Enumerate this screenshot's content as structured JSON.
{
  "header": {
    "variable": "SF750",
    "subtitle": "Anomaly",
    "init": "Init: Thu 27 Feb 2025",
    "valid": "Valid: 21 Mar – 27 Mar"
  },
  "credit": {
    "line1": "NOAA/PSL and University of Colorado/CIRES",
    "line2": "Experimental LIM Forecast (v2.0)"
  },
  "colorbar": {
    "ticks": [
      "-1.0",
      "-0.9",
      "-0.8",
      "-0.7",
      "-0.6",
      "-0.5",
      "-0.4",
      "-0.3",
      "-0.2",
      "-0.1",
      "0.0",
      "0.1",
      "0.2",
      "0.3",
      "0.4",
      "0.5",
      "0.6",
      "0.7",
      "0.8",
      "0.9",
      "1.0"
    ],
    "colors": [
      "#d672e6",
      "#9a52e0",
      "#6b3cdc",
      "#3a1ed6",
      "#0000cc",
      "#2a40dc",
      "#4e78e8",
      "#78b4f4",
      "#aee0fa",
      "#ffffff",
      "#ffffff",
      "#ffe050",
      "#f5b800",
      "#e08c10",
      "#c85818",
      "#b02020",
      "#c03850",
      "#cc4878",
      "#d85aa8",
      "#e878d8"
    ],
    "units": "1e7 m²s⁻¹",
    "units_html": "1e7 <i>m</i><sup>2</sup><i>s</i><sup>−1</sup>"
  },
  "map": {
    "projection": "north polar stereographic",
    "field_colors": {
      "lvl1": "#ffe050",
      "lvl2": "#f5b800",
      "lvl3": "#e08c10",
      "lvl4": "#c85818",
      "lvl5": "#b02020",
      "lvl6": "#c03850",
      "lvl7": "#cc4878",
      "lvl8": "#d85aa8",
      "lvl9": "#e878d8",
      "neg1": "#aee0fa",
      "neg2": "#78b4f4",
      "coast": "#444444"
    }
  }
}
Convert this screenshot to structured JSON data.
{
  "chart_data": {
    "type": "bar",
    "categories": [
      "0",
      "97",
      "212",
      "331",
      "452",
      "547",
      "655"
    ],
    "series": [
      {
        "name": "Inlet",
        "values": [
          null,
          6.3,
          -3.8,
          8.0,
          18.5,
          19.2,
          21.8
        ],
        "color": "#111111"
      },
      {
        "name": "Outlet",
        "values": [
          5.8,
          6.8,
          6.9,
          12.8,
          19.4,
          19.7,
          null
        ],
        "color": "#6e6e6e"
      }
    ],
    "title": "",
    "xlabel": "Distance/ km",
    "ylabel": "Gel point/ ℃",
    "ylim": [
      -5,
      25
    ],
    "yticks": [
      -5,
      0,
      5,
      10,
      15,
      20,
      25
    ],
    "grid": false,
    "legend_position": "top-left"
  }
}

**TO BE DONE**. Repeat exactly, and only, the lines from the one containing "Convert this screenshot" through the end of the material.

**FINAL ANSWER**.
Convert this screenshot to structured JSON data.
{
  "chart_data": {
    "type": "bar",
    "categories": [
      "0",
      "97",
      "212",
      "331",
      "452",
      "547",
      "655"
    ],
    "series": [
      {
        "name": "Inlet",
        "values": [
          null,
          6.3,
          -3.8,
          8.0,
          18.5,
          19.2,
          21.8
        ],
        "color": "#111111"
      },
      {
        "name": "Outlet",
        "values": [
          5.8,
          6.8,
          6.9,
          12.8,
          19.4,
          19.7,
          null
        ],
        "color": "#6e6e6e"
      }
    ],
    "title": "",
    "xlabel": "Distance/ km",
    "ylabel": "Gel point/ ℃",
    "ylim": [
      -5,
      25
    ],
    "yticks": [
      -5,
      0,
      5,
      10,
      15,
      20,
      25
    ],
    "grid": false,
    "legend_position": "top-left"
  }
}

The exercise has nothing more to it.